= WHAT TO DO =
Retype the material below line for line without changing anything, and leave the pictures out of your answer.

:::::

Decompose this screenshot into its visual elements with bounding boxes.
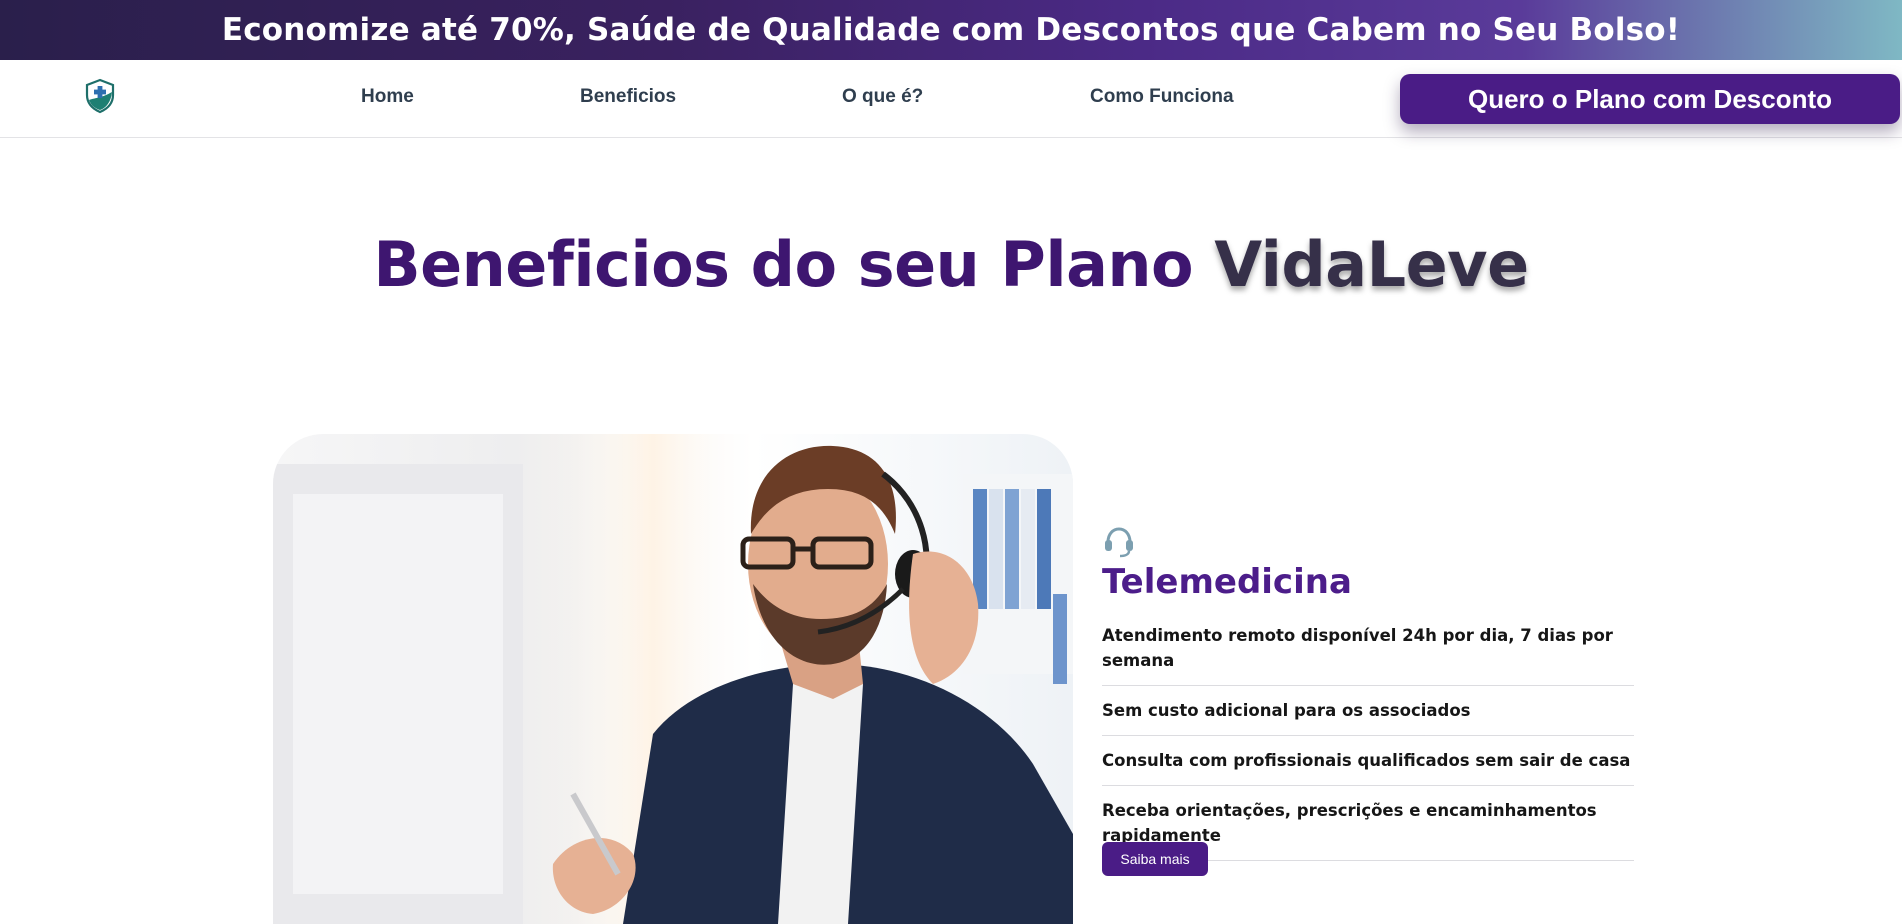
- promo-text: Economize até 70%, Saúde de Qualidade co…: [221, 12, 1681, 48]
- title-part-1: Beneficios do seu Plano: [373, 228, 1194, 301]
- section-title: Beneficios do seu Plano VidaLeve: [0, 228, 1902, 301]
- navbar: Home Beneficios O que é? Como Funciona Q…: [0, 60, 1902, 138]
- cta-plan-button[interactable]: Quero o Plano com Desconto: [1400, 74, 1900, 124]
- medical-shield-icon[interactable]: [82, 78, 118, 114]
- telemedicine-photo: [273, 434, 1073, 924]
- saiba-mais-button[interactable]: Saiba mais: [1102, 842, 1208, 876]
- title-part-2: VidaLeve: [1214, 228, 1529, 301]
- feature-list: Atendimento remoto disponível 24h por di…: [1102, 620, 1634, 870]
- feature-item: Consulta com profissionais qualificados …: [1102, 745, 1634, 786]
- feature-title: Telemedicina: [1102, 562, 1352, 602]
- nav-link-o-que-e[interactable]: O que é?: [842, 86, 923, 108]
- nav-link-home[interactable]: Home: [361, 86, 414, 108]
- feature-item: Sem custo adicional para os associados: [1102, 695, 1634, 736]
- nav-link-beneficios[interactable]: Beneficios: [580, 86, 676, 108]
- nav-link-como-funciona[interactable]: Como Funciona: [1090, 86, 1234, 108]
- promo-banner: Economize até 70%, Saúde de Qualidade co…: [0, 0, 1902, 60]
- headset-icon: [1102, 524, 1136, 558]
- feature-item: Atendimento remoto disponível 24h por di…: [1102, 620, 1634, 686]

:::::

= OUTPUT FOR THIS EXERCISE =
Decompose this screenshot into its visual elements with bounding boxes.
- promo-text: Economize até 70%, Saúde de Qualidade co…: [221, 12, 1681, 48]
- title-part-1: Beneficios do seu Plano: [373, 228, 1194, 301]
- section-title: Beneficios do seu Plano VidaLeve: [0, 228, 1902, 301]
- navbar: Home Beneficios O que é? Como Funciona Q…: [0, 60, 1902, 138]
- cta-plan-button[interactable]: Quero o Plano com Desconto: [1400, 74, 1900, 124]
- medical-shield-icon[interactable]: [82, 78, 118, 114]
- telemedicine-photo: [273, 434, 1073, 924]
- saiba-mais-button[interactable]: Saiba mais: [1102, 842, 1208, 876]
- title-part-2: VidaLeve: [1214, 228, 1529, 301]
- feature-list: Atendimento remoto disponível 24h por di…: [1102, 620, 1634, 870]
- feature-item: Consulta com profissionais qualificados …: [1102, 745, 1634, 786]
- feature-title: Telemedicina: [1102, 562, 1352, 602]
- nav-link-o-que-e[interactable]: O que é?: [842, 86, 923, 108]
- nav-link-home[interactable]: Home: [361, 86, 414, 108]
- feature-item: Sem custo adicional para os associados: [1102, 695, 1634, 736]
- nav-link-beneficios[interactable]: Beneficios: [580, 86, 676, 108]
- nav-link-como-funciona[interactable]: Como Funciona: [1090, 86, 1234, 108]
- promo-banner: Economize até 70%, Saúde de Qualidade co…: [0, 0, 1902, 60]
- headset-icon: [1102, 524, 1136, 558]
- feature-item: Atendimento remoto disponível 24h por di…: [1102, 620, 1634, 686]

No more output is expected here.